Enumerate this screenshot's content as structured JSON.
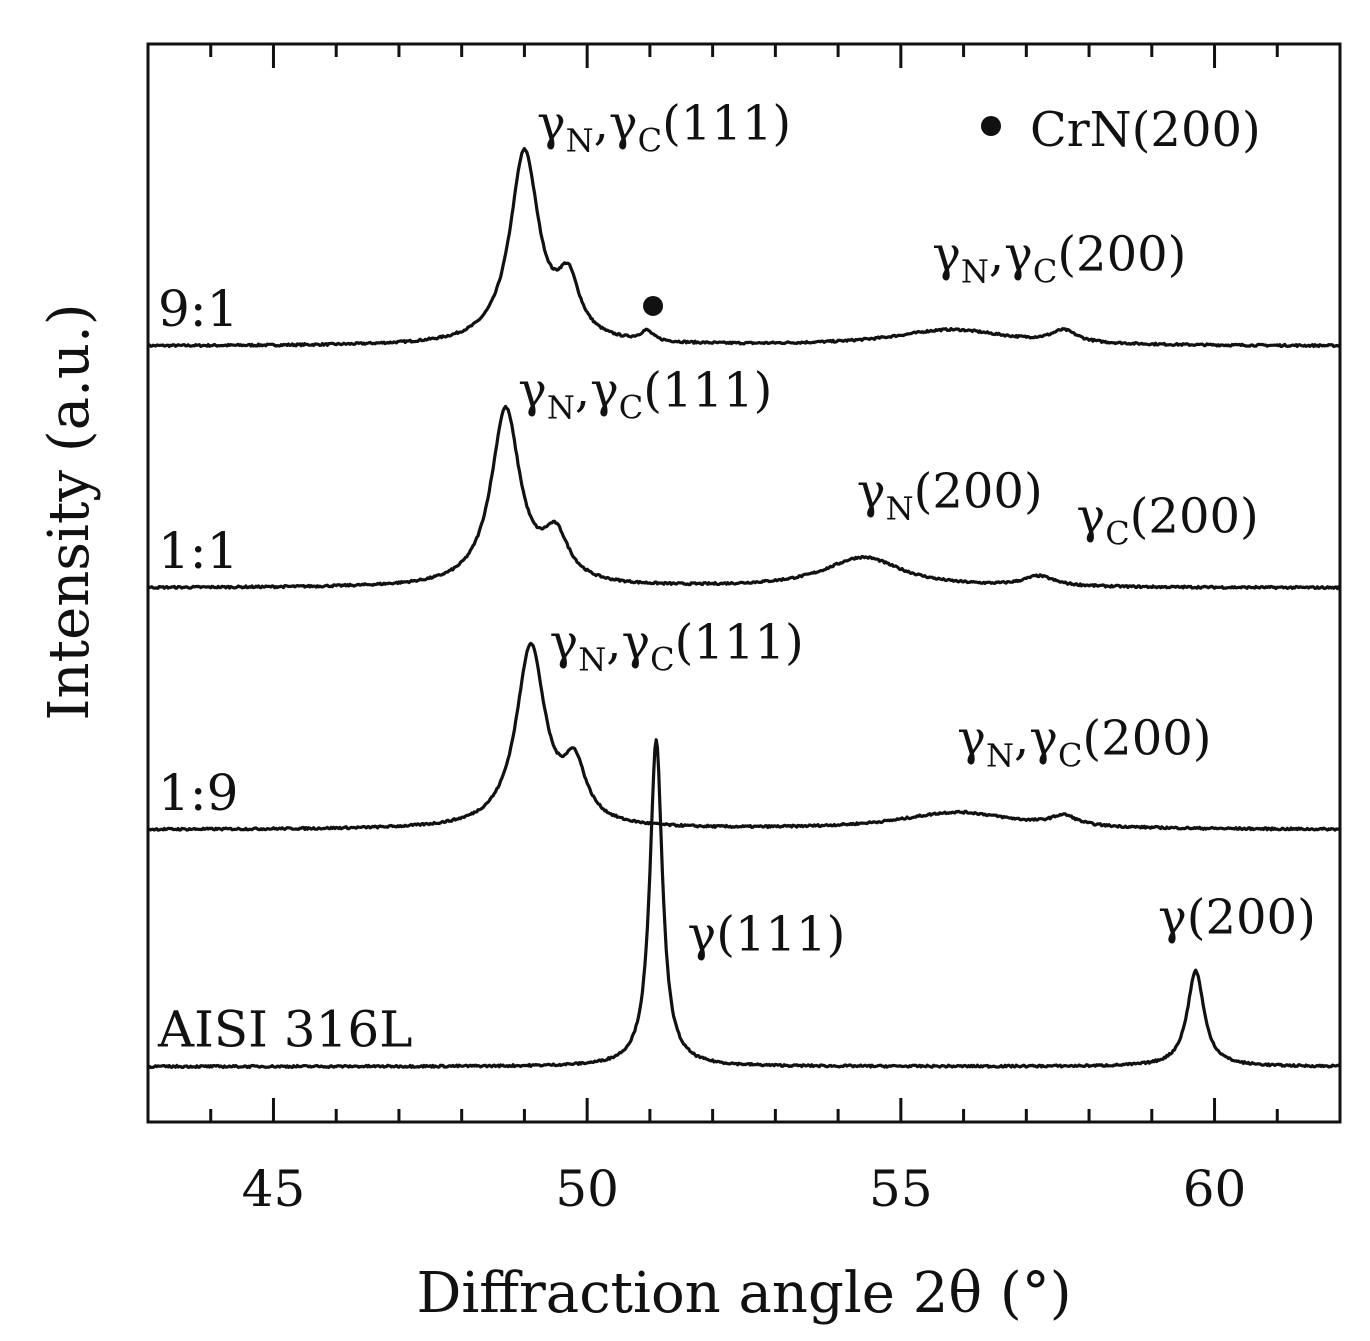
{
  "chart_data": {
    "type": "line",
    "title": "",
    "xlabel": "Diffraction angle 2θ (°)",
    "ylabel": "Intensity (a.u.)",
    "xlim": [
      43.0,
      62.0
    ],
    "x_ticks": [
      45,
      50,
      55,
      60
    ],
    "x_tick_labels": [
      "45",
      "50",
      "55",
      "60"
    ],
    "minor_tick_step": 1,
    "grid": false,
    "legend": {
      "marker": "filled-circle",
      "text": "CrN(200)",
      "placement": "top-right"
    },
    "series": [
      {
        "name": "9:1",
        "baseline": 3.0,
        "peaks": [
          {
            "center": 49.0,
            "height": 1.9,
            "width": 0.28
          },
          {
            "center": 49.7,
            "height": 0.55,
            "width": 0.22
          },
          {
            "center": 50.95,
            "height": 0.1,
            "width": 0.12
          },
          {
            "center": 55.8,
            "height": 0.16,
            "width": 1.1
          },
          {
            "center": 57.6,
            "height": 0.12,
            "width": 0.25
          }
        ],
        "annotations": [
          {
            "base": "γ",
            "sub1": "N",
            "mid": ",γ",
            "sub2": "C",
            "tail": "(111)",
            "x": 49.2,
            "dy": 2.05
          },
          {
            "base": "γ",
            "sub1": "N",
            "mid": ",γ",
            "sub2": "C",
            "tail": "(200)",
            "x": 55.5,
            "dy": 0.75
          }
        ],
        "markers": [
          {
            "x": 51.05,
            "dy": 0.4
          }
        ]
      },
      {
        "name": "1:1",
        "baseline": 0.6,
        "peaks": [
          {
            "center": 48.7,
            "height": 1.75,
            "width": 0.28
          },
          {
            "center": 49.5,
            "height": 0.45,
            "width": 0.25
          },
          {
            "center": 54.4,
            "height": 0.3,
            "width": 0.75
          },
          {
            "center": 57.2,
            "height": 0.1,
            "width": 0.3
          }
        ],
        "annotations": [
          {
            "base": "γ",
            "sub1": "N",
            "mid": ",γ",
            "sub2": "C",
            "tail": "(111)",
            "x": 48.9,
            "dy": 1.8
          },
          {
            "base": "γ",
            "sub1": "N",
            "mid": "",
            "sub2": "",
            "tail": "(200)",
            "x": 54.3,
            "dy": 0.8
          },
          {
            "base": "γ",
            "sub1": "C",
            "mid": "",
            "sub2": "",
            "tail": "(200)",
            "x": 57.8,
            "dy": 0.55
          }
        ],
        "markers": []
      },
      {
        "name": "1:9",
        "baseline": -1.8,
        "peaks": [
          {
            "center": 49.1,
            "height": 1.8,
            "width": 0.28
          },
          {
            "center": 49.8,
            "height": 0.55,
            "width": 0.22
          },
          {
            "center": 55.9,
            "height": 0.17,
            "width": 1.1
          },
          {
            "center": 57.6,
            "height": 0.1,
            "width": 0.25
          }
        ],
        "annotations": [
          {
            "base": "γ",
            "sub1": "N",
            "mid": ",γ",
            "sub2": "C",
            "tail": "(111)",
            "x": 49.4,
            "dy": 1.7
          },
          {
            "base": "γ",
            "sub1": "N",
            "mid": ",γ",
            "sub2": "C",
            "tail": "(200)",
            "x": 55.9,
            "dy": 0.75
          }
        ],
        "markers": []
      },
      {
        "name": "AISI 316L",
        "baseline": -4.15,
        "peaks": [
          {
            "center": 51.1,
            "height": 3.25,
            "width": 0.12
          },
          {
            "center": 59.7,
            "height": 0.95,
            "width": 0.16
          }
        ],
        "annotations": [
          {
            "base": "γ",
            "sub1": "",
            "mid": "",
            "sub2": "",
            "tail": "(111)",
            "x": 51.6,
            "dy": 1.15
          },
          {
            "base": "γ",
            "sub1": "",
            "mid": "",
            "sub2": "",
            "tail": "(200)",
            "x": 59.1,
            "dy": 1.32
          }
        ],
        "markers": []
      }
    ],
    "ylim": [
      -4.7,
      6.0
    ]
  }
}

════════════════

== Exercise objective ==
Among the records above, how many lines carry the string "baseline"? Reply with the number alone.

== Result of this exercise ==
4